_WHAT IS ASKED_:
An exact copy of the records is required, minus the pictures they hold.

_DATA SECTION_:
┄┄┄┄┄┄
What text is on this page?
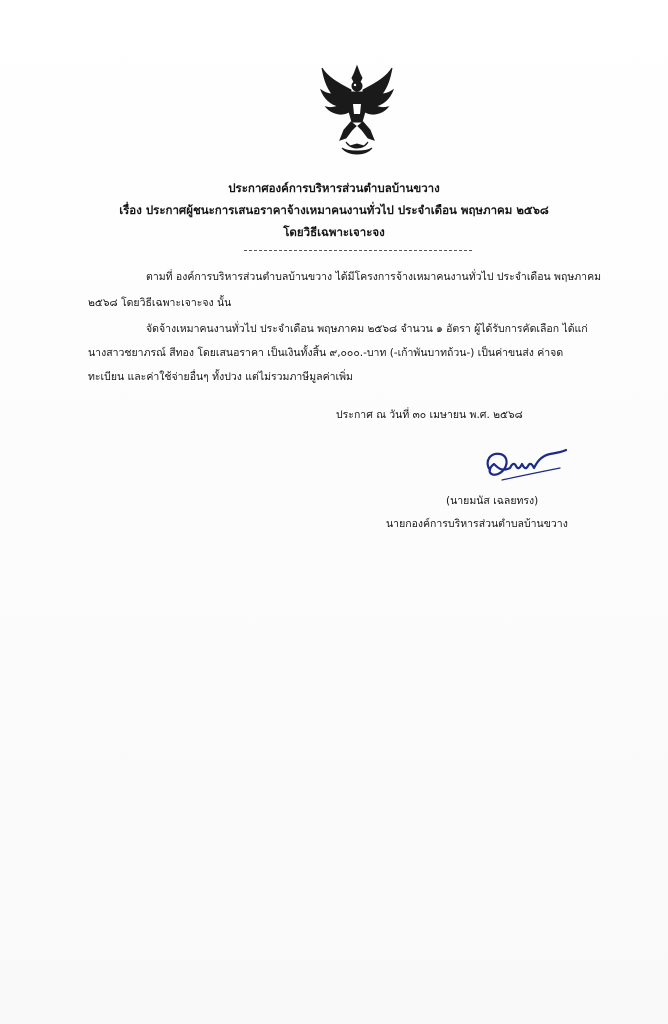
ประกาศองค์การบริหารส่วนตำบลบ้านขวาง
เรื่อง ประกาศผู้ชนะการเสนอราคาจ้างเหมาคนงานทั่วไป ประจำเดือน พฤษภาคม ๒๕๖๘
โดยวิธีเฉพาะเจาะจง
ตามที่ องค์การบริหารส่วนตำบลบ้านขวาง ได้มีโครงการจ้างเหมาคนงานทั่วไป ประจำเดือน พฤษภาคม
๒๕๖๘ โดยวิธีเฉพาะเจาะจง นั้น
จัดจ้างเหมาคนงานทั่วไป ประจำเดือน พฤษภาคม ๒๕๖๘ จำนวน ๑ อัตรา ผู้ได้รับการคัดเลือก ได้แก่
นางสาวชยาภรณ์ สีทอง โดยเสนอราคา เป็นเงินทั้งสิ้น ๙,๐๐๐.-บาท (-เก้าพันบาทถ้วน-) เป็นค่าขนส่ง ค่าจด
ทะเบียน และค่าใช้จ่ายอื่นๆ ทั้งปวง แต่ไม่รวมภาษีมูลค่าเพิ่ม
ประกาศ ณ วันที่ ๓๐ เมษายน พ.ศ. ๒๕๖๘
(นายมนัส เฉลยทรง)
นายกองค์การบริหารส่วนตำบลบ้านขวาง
┄┄┄┄┄┄
_WRITTEN RESPONSE_:
What text is on this page?
ประกาศองค์การบริหารส่วนตำบลบ้านขวาง
เรื่อง ประกาศผู้ชนะการเสนอราคาจ้างเหมาคนงานทั่วไป ประจำเดือน พฤษภาคม ๒๕๖๘
โดยวิธีเฉพาะเจาะจง
ตามที่ องค์การบริหารส่วนตำบลบ้านขวาง ได้มีโครงการจ้างเหมาคนงานทั่วไป ประจำเดือน พฤษภาคม
๒๕๖๘ โดยวิธีเฉพาะเจาะจง นั้น
จัดจ้างเหมาคนงานทั่วไป ประจำเดือน พฤษภาคม ๒๕๖๘ จำนวน ๑ อัตรา ผู้ได้รับการคัดเลือก ได้แก่
นางสาวชยาภรณ์ สีทอง โดยเสนอราคา เป็นเงินทั้งสิ้น ๙,๐๐๐.-บาท (-เก้าพันบาทถ้วน-) เป็นค่าขนส่ง ค่าจด
ทะเบียน และค่าใช้จ่ายอื่นๆ ทั้งปวง แต่ไม่รวมภาษีมูลค่าเพิ่ม
ประกาศ ณ วันที่ ๓๐ เมษายน พ.ศ. ๒๕๖๘
(นายมนัส เฉลยทรง)
นายกองค์การบริหารส่วนตำบลบ้านขวาง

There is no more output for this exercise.